Exercise
Below is a set of records; restate each one word for word.

Available records
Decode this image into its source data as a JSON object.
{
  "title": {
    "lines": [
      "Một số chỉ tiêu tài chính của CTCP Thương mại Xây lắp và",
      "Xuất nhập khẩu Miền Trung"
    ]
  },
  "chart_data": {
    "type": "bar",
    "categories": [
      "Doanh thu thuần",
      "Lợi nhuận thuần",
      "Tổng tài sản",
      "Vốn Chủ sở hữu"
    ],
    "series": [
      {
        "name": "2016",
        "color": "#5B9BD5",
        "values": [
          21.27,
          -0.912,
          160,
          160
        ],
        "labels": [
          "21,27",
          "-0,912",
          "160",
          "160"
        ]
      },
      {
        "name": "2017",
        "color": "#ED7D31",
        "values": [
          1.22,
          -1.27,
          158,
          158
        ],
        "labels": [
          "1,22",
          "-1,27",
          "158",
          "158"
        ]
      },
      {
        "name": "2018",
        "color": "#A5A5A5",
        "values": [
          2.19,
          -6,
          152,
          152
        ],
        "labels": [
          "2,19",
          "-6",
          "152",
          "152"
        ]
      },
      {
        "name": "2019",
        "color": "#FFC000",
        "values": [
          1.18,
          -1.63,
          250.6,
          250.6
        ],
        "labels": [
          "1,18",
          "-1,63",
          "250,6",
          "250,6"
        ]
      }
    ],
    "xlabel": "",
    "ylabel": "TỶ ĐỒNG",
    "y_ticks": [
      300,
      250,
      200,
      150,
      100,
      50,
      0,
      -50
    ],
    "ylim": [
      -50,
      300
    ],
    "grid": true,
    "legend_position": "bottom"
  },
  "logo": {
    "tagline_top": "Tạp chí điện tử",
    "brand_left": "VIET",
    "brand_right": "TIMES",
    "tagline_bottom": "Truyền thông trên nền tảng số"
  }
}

Result of the exercise
Decode this image into its source data as a JSON object.
{
  "title": {
    "lines": [
      "Một số chỉ tiêu tài chính của CTCP Thương mại Xây lắp và",
      "Xuất nhập khẩu Miền Trung"
    ]
  },
  "chart_data": {
    "type": "bar",
    "categories": [
      "Doanh thu thuần",
      "Lợi nhuận thuần",
      "Tổng tài sản",
      "Vốn Chủ sở hữu"
    ],
    "series": [
      {
        "name": "2016",
        "color": "#5B9BD5",
        "values": [
          21.27,
          -0.912,
          160,
          160
        ],
        "labels": [
          "21,27",
          "-0,912",
          "160",
          "160"
        ]
      },
      {
        "name": "2017",
        "color": "#ED7D31",
        "values": [
          1.22,
          -1.27,
          158,
          158
        ],
        "labels": [
          "1,22",
          "-1,27",
          "158",
          "158"
        ]
      },
      {
        "name": "2018",
        "color": "#A5A5A5",
        "values": [
          2.19,
          -6,
          152,
          152
        ],
        "labels": [
          "2,19",
          "-6",
          "152",
          "152"
        ]
      },
      {
        "name": "2019",
        "color": "#FFC000",
        "values": [
          1.18,
          -1.63,
          250.6,
          250.6
        ],
        "labels": [
          "1,18",
          "-1,63",
          "250,6",
          "250,6"
        ]
      }
    ],
    "xlabel": "",
    "ylabel": "TỶ ĐỒNG",
    "y_ticks": [
      300,
      250,
      200,
      150,
      100,
      50,
      0,
      -50
    ],
    "ylim": [
      -50,
      300
    ],
    "grid": true,
    "legend_position": "bottom"
  },
  "logo": {
    "tagline_top": "Tạp chí điện tử",
    "brand_left": "VIET",
    "brand_right": "TIMES",
    "tagline_bottom": "Truyền thông trên nền tảng số"
  }
}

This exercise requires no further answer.